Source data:
• • • •

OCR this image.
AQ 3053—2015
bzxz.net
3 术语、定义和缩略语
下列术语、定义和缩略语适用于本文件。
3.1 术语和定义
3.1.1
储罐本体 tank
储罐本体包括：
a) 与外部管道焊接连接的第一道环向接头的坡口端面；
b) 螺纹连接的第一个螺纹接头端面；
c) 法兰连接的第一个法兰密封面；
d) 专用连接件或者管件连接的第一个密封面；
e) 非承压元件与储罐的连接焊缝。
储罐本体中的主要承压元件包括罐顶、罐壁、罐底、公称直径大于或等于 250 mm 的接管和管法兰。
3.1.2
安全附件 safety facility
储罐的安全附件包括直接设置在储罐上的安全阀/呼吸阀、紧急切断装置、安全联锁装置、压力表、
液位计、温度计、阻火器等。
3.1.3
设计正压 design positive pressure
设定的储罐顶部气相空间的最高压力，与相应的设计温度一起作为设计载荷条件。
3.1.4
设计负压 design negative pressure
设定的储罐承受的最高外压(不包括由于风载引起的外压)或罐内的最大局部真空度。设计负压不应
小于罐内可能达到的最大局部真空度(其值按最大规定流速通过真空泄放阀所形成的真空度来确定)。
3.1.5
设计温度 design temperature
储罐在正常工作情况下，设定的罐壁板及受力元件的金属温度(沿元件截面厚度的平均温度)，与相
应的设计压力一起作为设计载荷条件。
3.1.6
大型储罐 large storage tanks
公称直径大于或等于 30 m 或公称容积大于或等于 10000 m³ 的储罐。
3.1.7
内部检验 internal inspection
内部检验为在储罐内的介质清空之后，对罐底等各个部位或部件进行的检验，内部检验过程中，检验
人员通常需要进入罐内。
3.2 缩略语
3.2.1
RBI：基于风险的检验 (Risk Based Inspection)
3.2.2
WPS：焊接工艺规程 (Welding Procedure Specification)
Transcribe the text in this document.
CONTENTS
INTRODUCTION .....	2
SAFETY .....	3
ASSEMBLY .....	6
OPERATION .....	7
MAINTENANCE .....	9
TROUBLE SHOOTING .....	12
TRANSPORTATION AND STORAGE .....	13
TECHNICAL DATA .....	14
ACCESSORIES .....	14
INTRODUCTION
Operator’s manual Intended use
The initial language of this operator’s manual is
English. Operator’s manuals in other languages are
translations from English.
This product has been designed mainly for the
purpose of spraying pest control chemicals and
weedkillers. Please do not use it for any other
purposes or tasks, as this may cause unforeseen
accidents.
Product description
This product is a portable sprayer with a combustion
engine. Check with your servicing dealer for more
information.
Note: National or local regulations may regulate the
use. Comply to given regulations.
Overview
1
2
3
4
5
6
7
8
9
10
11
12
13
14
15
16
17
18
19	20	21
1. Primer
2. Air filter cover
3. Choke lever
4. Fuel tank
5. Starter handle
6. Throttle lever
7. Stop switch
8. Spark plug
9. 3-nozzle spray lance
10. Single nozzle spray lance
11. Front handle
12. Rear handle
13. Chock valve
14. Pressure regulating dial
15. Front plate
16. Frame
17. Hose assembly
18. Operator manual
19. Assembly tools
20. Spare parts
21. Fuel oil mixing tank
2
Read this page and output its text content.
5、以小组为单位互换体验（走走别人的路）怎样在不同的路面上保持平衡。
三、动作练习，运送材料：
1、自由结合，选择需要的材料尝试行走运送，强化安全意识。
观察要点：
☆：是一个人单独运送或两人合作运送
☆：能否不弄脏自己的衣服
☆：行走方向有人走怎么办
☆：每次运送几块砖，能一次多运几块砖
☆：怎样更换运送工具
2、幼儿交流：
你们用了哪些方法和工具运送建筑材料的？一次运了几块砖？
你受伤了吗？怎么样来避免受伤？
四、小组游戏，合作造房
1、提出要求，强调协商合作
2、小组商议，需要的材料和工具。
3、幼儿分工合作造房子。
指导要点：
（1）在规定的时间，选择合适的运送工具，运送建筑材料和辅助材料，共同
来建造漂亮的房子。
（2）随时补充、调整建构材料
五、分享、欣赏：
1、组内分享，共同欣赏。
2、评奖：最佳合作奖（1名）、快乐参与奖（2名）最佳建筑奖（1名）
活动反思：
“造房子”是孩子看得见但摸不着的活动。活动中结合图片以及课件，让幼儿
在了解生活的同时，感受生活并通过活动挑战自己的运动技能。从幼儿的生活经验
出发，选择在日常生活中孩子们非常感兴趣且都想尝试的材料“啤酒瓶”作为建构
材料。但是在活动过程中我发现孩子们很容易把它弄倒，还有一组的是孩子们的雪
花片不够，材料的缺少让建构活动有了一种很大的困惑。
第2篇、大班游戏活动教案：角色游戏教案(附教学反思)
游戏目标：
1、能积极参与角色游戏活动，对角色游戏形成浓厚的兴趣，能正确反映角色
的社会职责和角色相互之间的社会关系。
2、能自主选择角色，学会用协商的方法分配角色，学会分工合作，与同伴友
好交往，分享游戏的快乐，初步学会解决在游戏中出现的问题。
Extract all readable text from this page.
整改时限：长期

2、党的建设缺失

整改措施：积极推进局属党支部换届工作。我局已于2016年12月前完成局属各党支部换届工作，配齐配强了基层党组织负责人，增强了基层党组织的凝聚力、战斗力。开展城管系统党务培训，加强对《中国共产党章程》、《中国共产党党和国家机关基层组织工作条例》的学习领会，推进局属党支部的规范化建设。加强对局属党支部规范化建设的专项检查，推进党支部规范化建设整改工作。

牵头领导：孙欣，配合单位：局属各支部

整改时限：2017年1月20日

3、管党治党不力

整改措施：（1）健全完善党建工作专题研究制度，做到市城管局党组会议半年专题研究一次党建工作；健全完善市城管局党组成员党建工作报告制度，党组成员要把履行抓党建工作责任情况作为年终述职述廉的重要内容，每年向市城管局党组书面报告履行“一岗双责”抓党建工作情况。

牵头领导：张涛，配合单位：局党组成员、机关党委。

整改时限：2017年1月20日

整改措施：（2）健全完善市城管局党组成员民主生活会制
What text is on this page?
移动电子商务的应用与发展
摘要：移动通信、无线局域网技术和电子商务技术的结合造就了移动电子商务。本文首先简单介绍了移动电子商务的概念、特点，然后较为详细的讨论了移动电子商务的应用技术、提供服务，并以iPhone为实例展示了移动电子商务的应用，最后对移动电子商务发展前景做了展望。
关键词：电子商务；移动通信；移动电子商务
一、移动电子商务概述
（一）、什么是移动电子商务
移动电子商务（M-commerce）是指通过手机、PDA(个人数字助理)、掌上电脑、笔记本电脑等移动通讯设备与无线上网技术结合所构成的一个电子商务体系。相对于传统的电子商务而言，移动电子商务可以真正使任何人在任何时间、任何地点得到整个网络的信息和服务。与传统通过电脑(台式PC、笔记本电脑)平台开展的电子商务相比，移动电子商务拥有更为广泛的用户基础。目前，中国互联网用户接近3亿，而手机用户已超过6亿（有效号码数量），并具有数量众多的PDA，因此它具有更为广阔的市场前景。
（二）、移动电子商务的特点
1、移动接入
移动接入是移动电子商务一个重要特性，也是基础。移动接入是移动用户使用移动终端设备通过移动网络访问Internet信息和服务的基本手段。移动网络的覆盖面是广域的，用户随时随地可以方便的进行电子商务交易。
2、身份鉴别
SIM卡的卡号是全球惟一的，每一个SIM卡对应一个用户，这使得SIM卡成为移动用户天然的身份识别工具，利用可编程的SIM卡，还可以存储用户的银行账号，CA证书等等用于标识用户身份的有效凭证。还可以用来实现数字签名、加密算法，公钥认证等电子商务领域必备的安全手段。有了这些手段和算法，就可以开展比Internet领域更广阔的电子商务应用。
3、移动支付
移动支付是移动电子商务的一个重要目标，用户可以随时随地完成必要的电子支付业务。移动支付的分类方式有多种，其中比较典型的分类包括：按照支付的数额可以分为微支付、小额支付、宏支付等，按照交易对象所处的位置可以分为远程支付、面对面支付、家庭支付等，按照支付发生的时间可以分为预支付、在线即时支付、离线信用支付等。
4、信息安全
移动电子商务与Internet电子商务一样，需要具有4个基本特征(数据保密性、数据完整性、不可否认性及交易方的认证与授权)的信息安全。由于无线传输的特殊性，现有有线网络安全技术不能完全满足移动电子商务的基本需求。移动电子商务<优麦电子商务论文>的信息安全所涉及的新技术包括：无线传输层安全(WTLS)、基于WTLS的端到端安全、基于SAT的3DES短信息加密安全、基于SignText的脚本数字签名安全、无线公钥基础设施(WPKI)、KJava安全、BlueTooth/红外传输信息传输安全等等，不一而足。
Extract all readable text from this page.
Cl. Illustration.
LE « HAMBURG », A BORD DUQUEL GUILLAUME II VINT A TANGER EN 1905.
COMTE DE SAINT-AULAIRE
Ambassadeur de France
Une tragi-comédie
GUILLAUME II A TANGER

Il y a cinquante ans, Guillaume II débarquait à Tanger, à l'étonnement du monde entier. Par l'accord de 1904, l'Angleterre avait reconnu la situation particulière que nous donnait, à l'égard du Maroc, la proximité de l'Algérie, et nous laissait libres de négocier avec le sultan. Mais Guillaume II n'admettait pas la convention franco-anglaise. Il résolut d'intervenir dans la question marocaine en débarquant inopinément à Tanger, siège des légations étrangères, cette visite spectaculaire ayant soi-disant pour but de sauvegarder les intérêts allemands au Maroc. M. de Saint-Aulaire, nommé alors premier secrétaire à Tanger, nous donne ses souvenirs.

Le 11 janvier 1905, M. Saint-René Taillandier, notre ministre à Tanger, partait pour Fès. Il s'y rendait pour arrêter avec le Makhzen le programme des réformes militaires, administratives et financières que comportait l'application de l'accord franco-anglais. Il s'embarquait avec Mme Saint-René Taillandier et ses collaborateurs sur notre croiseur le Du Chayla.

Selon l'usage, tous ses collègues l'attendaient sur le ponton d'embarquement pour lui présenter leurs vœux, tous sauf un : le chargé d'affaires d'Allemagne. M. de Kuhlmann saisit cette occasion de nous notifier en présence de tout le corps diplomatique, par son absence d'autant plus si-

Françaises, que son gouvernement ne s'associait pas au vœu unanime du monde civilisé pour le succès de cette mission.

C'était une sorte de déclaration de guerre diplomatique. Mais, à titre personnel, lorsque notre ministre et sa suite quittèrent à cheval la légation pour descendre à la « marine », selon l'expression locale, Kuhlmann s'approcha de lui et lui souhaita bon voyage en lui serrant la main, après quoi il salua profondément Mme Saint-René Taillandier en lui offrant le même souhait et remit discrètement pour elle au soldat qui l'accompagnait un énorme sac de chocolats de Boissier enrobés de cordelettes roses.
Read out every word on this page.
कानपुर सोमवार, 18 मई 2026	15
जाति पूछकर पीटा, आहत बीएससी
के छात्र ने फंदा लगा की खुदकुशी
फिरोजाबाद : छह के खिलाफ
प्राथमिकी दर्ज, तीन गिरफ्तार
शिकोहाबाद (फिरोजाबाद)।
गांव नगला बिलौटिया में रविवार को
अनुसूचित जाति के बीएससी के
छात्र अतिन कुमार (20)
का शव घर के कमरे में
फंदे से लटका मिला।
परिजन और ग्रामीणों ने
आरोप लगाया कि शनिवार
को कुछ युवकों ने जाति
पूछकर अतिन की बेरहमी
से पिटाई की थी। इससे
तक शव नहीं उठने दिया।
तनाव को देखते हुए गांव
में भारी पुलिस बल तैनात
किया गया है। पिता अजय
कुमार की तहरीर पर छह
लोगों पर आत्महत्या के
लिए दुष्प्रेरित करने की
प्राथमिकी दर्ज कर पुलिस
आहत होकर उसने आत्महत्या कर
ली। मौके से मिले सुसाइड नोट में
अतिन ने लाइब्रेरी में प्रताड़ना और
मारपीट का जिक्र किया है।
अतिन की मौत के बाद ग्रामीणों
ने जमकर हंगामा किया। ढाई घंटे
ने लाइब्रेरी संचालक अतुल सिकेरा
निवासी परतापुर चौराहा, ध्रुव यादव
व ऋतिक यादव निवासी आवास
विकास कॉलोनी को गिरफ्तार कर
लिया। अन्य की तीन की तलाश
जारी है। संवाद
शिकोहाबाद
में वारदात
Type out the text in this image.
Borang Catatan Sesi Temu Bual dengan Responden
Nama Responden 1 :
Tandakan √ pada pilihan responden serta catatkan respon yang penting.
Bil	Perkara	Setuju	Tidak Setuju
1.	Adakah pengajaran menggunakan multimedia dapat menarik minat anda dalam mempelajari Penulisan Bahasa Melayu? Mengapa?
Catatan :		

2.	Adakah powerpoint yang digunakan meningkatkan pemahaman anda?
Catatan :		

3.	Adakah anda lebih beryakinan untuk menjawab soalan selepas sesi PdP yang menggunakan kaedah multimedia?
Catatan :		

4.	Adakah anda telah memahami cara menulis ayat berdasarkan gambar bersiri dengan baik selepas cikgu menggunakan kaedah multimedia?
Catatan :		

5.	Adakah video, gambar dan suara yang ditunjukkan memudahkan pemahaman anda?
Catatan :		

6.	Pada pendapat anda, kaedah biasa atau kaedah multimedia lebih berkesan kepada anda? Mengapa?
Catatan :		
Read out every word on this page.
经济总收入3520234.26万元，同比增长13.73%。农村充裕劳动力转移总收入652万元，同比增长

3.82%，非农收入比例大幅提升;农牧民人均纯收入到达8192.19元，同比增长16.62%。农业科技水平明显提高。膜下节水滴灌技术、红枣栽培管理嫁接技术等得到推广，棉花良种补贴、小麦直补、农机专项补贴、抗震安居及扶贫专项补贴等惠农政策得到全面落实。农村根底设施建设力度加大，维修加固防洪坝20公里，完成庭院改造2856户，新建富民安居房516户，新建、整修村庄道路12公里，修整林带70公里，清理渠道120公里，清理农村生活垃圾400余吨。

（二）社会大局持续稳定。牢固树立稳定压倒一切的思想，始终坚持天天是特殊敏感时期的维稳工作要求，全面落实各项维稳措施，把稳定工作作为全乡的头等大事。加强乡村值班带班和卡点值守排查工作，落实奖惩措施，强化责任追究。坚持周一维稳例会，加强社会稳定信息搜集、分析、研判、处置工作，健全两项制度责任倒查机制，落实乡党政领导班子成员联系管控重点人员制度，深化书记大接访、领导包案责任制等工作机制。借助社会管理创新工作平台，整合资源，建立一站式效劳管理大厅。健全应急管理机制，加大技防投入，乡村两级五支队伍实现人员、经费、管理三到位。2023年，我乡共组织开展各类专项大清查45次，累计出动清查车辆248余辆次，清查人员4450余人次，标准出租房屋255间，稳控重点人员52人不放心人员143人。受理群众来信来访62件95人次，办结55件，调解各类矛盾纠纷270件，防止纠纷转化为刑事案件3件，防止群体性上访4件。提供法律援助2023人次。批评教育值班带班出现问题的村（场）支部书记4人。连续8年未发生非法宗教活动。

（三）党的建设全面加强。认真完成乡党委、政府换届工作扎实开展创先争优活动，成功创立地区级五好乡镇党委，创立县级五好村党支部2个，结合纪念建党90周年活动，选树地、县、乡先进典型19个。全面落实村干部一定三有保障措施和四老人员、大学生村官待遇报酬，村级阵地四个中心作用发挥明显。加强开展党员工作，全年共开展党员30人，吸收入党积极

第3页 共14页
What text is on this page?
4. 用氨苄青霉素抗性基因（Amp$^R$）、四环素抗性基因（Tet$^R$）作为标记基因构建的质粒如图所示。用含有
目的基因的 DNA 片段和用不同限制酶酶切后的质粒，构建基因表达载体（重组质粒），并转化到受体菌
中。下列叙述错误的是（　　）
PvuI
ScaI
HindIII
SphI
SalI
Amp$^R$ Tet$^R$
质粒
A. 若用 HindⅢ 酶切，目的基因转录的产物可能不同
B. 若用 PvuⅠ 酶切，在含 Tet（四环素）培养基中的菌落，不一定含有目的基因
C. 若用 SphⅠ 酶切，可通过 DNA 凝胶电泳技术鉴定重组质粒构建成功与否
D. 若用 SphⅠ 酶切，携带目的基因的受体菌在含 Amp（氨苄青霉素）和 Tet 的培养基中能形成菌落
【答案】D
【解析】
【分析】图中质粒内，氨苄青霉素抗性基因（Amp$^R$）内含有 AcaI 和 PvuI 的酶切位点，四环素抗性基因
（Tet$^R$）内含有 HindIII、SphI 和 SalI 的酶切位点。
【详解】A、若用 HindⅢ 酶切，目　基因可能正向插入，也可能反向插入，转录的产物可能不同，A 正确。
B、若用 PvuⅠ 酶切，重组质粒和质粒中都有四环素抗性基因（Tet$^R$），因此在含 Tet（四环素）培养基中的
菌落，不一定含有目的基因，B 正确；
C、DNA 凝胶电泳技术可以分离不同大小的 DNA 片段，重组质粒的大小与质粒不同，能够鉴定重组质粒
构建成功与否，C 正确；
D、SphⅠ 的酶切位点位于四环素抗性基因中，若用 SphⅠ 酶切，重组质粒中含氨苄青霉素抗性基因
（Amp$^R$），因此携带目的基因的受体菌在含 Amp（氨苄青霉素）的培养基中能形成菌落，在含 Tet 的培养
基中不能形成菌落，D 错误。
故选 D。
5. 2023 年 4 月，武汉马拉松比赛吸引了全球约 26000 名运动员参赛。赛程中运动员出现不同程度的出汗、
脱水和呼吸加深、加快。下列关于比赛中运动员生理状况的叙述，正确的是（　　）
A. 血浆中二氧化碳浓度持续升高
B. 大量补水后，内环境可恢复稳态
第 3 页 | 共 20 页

• • • •

STATED TASK: Each line that holds the word "HindⅢ" is to be copied.

OUTPUT FOR THIS TASK:
A. 若用 HindⅢ 酶切，目的基因转录的产物可能不同
【详解】A、若用 HindⅢ 酶切，目　基因可能正向插入，也可能反向插入，转录的产物可能不同，A 正确。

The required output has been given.